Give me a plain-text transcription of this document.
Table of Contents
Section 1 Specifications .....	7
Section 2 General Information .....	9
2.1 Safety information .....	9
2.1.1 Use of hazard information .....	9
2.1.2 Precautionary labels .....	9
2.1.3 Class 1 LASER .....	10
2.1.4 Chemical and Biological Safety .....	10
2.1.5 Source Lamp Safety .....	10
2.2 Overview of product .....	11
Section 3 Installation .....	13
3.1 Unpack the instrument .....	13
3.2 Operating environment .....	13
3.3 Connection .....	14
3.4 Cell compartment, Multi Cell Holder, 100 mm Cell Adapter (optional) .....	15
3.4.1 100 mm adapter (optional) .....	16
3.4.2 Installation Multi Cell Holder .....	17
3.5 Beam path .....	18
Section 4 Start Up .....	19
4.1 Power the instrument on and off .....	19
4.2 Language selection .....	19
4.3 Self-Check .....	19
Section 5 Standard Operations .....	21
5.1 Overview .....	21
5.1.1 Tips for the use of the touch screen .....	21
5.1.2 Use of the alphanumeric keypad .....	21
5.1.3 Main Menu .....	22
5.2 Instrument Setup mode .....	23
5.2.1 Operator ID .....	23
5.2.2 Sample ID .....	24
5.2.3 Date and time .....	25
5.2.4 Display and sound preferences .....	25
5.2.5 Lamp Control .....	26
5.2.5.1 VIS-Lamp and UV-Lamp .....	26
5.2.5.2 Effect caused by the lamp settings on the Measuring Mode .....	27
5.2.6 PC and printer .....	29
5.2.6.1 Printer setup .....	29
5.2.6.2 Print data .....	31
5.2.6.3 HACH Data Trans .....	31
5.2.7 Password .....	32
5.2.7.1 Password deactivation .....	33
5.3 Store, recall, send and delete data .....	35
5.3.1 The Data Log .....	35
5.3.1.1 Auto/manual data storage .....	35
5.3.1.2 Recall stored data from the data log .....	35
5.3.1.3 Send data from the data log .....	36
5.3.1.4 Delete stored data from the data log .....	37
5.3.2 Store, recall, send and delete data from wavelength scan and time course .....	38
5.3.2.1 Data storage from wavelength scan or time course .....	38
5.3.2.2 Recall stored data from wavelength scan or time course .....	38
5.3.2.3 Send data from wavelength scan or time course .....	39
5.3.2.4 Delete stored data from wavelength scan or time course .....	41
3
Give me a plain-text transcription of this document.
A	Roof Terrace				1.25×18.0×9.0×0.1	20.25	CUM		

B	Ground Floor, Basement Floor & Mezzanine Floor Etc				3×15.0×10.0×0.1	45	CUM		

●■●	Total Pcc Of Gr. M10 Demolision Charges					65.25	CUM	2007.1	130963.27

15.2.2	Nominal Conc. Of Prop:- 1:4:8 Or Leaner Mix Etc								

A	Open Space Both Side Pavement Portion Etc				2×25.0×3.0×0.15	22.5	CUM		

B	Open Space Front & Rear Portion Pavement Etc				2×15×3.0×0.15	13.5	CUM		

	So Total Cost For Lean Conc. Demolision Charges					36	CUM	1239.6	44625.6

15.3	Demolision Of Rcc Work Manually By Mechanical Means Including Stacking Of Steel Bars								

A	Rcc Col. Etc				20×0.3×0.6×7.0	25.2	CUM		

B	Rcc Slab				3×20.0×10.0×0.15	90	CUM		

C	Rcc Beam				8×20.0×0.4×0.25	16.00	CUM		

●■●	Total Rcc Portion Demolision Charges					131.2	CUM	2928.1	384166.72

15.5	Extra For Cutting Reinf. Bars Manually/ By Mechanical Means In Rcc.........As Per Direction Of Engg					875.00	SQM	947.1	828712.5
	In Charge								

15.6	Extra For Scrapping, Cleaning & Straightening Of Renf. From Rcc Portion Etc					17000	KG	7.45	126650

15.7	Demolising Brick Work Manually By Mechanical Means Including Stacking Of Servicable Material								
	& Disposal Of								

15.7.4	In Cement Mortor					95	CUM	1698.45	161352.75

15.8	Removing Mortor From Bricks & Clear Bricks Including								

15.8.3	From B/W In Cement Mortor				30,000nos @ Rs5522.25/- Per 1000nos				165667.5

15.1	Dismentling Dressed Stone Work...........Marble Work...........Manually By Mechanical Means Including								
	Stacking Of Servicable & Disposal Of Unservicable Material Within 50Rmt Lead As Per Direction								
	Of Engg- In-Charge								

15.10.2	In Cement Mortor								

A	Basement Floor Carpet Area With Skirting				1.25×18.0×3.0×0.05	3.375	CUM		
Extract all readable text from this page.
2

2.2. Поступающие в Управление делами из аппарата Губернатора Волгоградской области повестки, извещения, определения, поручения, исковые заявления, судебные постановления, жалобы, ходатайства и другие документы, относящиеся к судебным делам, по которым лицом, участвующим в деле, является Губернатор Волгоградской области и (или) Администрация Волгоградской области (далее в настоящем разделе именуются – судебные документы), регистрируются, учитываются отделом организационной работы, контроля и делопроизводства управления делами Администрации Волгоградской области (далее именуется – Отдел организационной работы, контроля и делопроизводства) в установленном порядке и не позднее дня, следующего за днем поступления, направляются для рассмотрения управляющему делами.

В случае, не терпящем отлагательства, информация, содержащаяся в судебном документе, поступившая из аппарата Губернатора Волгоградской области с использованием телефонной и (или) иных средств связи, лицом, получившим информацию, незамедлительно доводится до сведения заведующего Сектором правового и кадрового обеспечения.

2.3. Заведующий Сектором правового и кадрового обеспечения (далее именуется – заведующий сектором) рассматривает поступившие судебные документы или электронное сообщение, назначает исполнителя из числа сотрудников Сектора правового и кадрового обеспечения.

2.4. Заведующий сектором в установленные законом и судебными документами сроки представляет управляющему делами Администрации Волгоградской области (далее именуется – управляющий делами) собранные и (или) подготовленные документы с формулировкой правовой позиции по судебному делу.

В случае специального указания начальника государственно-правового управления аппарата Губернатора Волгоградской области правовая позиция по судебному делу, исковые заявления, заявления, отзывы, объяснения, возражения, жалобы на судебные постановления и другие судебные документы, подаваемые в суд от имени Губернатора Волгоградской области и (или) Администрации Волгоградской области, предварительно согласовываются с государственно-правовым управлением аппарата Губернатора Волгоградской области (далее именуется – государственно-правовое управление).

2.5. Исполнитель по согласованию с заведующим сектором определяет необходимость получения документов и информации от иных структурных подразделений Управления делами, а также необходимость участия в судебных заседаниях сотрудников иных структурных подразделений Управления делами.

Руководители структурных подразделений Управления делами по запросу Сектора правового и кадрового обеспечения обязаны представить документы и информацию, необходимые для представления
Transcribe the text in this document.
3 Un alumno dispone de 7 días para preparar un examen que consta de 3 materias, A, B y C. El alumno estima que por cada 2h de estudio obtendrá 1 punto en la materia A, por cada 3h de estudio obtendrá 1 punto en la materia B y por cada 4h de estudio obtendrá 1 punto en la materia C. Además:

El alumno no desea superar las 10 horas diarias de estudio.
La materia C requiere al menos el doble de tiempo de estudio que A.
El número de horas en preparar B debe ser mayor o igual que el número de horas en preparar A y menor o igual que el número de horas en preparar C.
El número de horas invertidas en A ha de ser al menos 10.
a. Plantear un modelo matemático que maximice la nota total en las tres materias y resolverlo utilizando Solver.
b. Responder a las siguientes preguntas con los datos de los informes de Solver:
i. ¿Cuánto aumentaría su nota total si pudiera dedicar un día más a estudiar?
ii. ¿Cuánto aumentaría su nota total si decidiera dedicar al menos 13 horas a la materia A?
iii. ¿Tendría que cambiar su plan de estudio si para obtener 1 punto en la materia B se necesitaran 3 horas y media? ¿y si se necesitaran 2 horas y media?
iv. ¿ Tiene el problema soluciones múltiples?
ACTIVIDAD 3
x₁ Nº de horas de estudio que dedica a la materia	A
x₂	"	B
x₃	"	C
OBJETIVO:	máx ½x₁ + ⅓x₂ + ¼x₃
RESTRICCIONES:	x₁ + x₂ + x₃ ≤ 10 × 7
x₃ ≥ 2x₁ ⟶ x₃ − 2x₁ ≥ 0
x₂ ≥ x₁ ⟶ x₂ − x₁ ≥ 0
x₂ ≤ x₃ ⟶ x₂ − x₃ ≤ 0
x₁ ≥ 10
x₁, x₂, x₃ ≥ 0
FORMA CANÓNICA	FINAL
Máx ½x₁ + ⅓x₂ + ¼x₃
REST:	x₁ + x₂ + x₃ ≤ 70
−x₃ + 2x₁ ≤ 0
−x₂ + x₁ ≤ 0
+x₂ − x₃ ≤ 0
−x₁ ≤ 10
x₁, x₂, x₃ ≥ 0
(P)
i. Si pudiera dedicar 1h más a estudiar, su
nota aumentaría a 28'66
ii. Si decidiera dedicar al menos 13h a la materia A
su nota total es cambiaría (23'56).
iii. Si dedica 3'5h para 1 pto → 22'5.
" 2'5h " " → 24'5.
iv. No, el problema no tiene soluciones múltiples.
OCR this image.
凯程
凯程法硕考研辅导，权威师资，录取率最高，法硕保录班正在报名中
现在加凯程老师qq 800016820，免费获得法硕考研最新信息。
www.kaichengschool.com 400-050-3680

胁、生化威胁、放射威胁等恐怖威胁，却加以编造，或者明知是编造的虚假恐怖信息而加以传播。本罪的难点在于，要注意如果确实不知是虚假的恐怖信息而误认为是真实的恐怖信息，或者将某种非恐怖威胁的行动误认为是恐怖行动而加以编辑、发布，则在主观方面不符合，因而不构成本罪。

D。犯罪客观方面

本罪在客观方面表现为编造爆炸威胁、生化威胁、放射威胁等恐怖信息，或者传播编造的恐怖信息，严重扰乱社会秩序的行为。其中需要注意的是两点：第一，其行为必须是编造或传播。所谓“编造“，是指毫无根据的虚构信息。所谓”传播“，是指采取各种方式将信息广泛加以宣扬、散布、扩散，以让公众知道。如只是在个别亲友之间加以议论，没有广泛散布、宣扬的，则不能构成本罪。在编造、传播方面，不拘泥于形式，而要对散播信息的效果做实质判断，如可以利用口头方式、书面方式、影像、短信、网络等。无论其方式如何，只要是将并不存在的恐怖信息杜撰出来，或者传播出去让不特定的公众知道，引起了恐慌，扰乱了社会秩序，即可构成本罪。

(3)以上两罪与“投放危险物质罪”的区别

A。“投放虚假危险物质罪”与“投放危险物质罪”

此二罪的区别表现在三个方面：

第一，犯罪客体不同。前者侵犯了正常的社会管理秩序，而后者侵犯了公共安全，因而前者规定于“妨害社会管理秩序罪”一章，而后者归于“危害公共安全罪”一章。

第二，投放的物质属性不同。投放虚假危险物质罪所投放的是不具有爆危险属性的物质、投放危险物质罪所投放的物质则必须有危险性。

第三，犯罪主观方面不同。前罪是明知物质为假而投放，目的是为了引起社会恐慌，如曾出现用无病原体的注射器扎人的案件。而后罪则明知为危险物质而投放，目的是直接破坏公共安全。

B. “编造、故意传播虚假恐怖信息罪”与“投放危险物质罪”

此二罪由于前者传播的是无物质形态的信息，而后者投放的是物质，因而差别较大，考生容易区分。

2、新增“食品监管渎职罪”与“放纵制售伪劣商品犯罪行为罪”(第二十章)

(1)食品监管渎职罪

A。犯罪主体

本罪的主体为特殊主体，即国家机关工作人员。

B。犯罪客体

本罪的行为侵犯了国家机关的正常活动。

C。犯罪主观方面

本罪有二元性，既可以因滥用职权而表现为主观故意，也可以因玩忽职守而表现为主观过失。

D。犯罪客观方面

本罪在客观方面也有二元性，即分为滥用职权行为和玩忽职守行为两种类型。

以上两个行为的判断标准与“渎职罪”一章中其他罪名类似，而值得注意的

+ + + +

* _SHORT EXERCISE_
Within the listing above, copy each line that has the string "estudiar".

* _SOLUTION TO THIS TASK_
i. ¿Cuánto aumentaría su nota total si pudiera dedicar un día más a estudiar?
i. Si pudiera dedicar 1h más a estudiar, su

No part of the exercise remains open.